Challenge ▸ Reproduce every entry exactly.

+ + + +

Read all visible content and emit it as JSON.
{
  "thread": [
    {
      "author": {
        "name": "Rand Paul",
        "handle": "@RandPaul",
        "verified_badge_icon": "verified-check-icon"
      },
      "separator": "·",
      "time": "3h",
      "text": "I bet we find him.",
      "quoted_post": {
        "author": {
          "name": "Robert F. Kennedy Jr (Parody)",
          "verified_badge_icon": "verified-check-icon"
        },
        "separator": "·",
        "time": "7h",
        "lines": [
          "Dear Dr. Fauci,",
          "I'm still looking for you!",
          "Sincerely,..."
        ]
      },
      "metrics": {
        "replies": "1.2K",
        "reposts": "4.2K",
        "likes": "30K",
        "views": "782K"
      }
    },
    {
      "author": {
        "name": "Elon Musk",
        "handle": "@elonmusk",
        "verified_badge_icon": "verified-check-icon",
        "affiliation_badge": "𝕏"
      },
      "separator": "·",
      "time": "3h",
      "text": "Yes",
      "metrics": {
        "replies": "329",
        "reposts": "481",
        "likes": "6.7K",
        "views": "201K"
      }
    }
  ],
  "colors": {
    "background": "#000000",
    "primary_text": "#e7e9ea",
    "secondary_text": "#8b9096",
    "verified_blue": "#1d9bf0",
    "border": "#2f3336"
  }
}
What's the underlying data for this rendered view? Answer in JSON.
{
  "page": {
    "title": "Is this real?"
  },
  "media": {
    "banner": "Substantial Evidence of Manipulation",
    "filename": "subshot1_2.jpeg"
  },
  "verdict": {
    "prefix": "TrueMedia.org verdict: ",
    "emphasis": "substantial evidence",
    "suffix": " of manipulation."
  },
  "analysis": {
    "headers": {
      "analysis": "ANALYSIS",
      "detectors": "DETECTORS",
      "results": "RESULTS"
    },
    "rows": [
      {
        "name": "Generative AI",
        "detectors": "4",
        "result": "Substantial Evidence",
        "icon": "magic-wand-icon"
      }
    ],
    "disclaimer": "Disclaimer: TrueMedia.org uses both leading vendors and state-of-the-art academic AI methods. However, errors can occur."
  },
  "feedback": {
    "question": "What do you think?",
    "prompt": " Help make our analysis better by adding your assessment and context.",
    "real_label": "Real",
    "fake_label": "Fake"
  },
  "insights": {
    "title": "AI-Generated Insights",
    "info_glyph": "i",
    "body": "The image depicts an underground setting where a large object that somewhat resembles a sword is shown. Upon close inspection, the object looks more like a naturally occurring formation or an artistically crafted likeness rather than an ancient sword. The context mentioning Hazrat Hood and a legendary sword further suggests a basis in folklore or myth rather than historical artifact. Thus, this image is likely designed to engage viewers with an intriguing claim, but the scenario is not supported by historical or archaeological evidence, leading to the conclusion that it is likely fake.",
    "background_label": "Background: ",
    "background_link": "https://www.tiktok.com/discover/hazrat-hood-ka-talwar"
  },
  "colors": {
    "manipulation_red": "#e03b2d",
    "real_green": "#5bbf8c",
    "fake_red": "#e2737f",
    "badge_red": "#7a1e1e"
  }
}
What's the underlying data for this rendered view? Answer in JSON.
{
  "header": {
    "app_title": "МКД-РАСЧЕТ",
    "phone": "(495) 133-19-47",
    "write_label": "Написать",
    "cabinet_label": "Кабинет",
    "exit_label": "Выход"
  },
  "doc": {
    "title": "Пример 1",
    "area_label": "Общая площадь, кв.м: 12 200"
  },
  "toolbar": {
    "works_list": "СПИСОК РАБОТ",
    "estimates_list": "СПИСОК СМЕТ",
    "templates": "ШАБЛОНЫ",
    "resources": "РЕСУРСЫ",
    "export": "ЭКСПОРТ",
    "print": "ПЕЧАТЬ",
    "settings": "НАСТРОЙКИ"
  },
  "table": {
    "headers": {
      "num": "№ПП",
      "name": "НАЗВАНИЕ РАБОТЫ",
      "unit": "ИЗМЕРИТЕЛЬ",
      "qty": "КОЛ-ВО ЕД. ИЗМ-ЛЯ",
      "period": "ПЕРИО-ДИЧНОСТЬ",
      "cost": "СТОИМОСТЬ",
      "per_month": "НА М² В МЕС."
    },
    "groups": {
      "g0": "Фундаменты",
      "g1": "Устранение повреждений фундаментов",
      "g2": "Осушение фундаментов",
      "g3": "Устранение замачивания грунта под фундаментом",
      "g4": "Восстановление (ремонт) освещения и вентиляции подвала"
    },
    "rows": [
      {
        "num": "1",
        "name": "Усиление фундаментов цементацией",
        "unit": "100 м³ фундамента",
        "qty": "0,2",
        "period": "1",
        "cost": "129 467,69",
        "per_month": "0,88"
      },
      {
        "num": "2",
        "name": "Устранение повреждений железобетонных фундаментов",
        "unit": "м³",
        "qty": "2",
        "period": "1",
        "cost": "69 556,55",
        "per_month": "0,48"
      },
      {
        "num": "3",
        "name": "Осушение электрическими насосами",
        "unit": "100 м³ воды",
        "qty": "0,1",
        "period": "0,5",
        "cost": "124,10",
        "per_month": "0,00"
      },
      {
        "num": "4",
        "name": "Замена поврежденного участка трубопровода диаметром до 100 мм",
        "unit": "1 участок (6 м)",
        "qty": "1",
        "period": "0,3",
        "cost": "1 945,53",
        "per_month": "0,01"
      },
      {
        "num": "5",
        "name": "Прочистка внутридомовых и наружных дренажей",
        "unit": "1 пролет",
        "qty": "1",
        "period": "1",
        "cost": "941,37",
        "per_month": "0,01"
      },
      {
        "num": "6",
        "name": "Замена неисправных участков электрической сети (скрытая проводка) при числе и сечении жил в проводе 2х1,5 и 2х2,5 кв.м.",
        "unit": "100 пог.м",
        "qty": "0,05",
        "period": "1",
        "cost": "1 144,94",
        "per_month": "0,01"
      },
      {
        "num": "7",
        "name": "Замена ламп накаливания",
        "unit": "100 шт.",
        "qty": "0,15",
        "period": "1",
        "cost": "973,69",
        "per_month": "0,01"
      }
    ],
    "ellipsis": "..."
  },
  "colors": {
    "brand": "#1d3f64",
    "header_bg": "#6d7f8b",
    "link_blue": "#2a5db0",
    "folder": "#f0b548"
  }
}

+ + + +

Expected answer ▸
Read all visible content and emit it as JSON.
{
  "thread": [
    {
      "author": {
        "name": "Rand Paul",
        "handle": "@RandPaul",
        "verified_badge_icon": "verified-check-icon"
      },
      "separator": "·",
      "time": "3h",
      "text": "I bet we find him.",
      "quoted_post": {
        "author": {
          "name": "Robert F. Kennedy Jr (Parody)",
          "verified_badge_icon": "verified-check-icon"
        },
        "separator": "·",
        "time": "7h",
        "lines": [
          "Dear Dr. Fauci,",
          "I'm still looking for you!",
          "Sincerely,..."
        ]
      },
      "metrics": {
        "replies": "1.2K",
        "reposts": "4.2K",
        "likes": "30K",
        "views": "782K"
      }
    },
    {
      "author": {
        "name": "Elon Musk",
        "handle": "@elonmusk",
        "verified_badge_icon": "verified-check-icon",
        "affiliation_badge": "𝕏"
      },
      "separator": "·",
      "time": "3h",
      "text": "Yes",
      "metrics": {
        "replies": "329",
        "reposts": "481",
        "likes": "6.7K",
        "views": "201K"
      }
    }
  ],
  "colors": {
    "background": "#000000",
    "primary_text": "#e7e9ea",
    "secondary_text": "#8b9096",
    "verified_blue": "#1d9bf0",
    "border": "#2f3336"
  }
}
What's the underlying data for this rendered view? Answer in JSON.
{
  "page": {
    "title": "Is this real?"
  },
  "media": {
    "banner": "Substantial Evidence of Manipulation",
    "filename": "subshot1_2.jpeg"
  },
  "verdict": {
    "prefix": "TrueMedia.org verdict: ",
    "emphasis": "substantial evidence",
    "suffix": " of manipulation."
  },
  "analysis": {
    "headers": {
      "analysis": "ANALYSIS",
      "detectors": "DETECTORS",
      "results": "RESULTS"
    },
    "rows": [
      {
        "name": "Generative AI",
        "detectors": "4",
        "result": "Substantial Evidence",
        "icon": "magic-wand-icon"
      }
    ],
    "disclaimer": "Disclaimer: TrueMedia.org uses both leading vendors and state-of-the-art academic AI methods. However, errors can occur."
  },
  "feedback": {
    "question": "What do you think?",
    "prompt": " Help make our analysis better by adding your assessment and context.",
    "real_label": "Real",
    "fake_label": "Fake"
  },
  "insights": {
    "title": "AI-Generated Insights",
    "info_glyph": "i",
    "body": "The image depicts an underground setting where a large object that somewhat resembles a sword is shown. Upon close inspection, the object looks more like a naturally occurring formation or an artistically crafted likeness rather than an ancient sword. The context mentioning Hazrat Hood and a legendary sword further suggests a basis in folklore or myth rather than historical artifact. Thus, this image is likely designed to engage viewers with an intriguing claim, but the scenario is not supported by historical or archaeological evidence, leading to the conclusion that it is likely fake.",
    "background_label": "Background: ",
    "background_link": "https://www.tiktok.com/discover/hazrat-hood-ka-talwar"
  },
  "colors": {
    "manipulation_red": "#e03b2d",
    "real_green": "#5bbf8c",
    "fake_red": "#e2737f",
    "badge_red": "#7a1e1e"
  }
}
What's the underlying data for this rendered view? Answer in JSON.
{
  "header": {
    "app_title": "МКД-РАСЧЕТ",
    "phone": "(495) 133-19-47",
    "write_label": "Написать",
    "cabinet_label": "Кабинет",
    "exit_label": "Выход"
  },
  "doc": {
    "title": "Пример 1",
    "area_label": "Общая площадь, кв.м: 12 200"
  },
  "toolbar": {
    "works_list": "СПИСОК РАБОТ",
    "estimates_list": "СПИСОК СМЕТ",
    "templates": "ШАБЛОНЫ",
    "resources": "РЕСУРСЫ",
    "export": "ЭКСПОРТ",
    "print": "ПЕЧАТЬ",
    "settings": "НАСТРОЙКИ"
  },
  "table": {
    "headers": {
      "num": "№ПП",
      "name": "НАЗВАНИЕ РАБОТЫ",
      "unit": "ИЗМЕРИТЕЛЬ",
      "qty": "КОЛ-ВО ЕД. ИЗМ-ЛЯ",
      "period": "ПЕРИО-ДИЧНОСТЬ",
      "cost": "СТОИМОСТЬ",
      "per_month": "НА М² В МЕС."
    },
    "groups": {
      "g0": "Фундаменты",
      "g1": "Устранение повреждений фундаментов",
      "g2": "Осушение фундаментов",
      "g3": "Устранение замачивания грунта под фундаментом",
      "g4": "Восстановление (ремонт) освещения и вентиляции подвала"
    },
    "rows": [
      {
        "num": "1",
        "name": "Усиление фундаментов цементацией",
        "unit": "100 м³ фундамента",
        "qty": "0,2",
        "period": "1",
        "cost": "129 467,69",
        "per_month": "0,88"
      },
      {
        "num": "2",
        "name": "Устранение повреждений железобетонных фундаментов",
        "unit": "м³",
        "qty": "2",
        "period": "1",
        "cost": "69 556,55",
        "per_month": "0,48"
      },
      {
        "num": "3",
        "name": "Осушение электрическими насосами",
        "unit": "100 м³ воды",
        "qty": "0,1",
        "period": "0,5",
        "cost": "124,10",
        "per_month": "0,00"
      },
      {
        "num": "4",
        "name": "Замена поврежденного участка трубопровода диаметром до 100 мм",
        "unit": "1 участок (6 м)",
        "qty": "1",
        "period": "0,3",
        "cost": "1 945,53",
        "per_month": "0,01"
      },
      {
        "num": "5",
        "name": "Прочистка внутридомовых и наружных дренажей",
        "unit": "1 пролет",
        "qty": "1",
        "period": "1",
        "cost": "941,37",
        "per_month": "0,01"
      },
      {
        "num": "6",
        "name": "Замена неисправных участков электрической сети (скрытая проводка) при числе и сечении жил в проводе 2х1,5 и 2х2,5 кв.м.",
        "unit": "100 пог.м",
        "qty": "0,05",
        "period": "1",
        "cost": "1 144,94",
        "per_month": "0,01"
      },
      {
        "num": "7",
        "name": "Замена ламп накаливания",
        "unit": "100 шт.",
        "qty": "0,15",
        "period": "1",
        "cost": "973,69",
        "per_month": "0,01"
      }
    ],
    "ellipsis": "..."
  },
  "colors": {
    "brand": "#1d3f64",
    "header_bg": "#6d7f8b",
    "link_blue": "#2a5db0",
    "folder": "#f0b548"
  }
}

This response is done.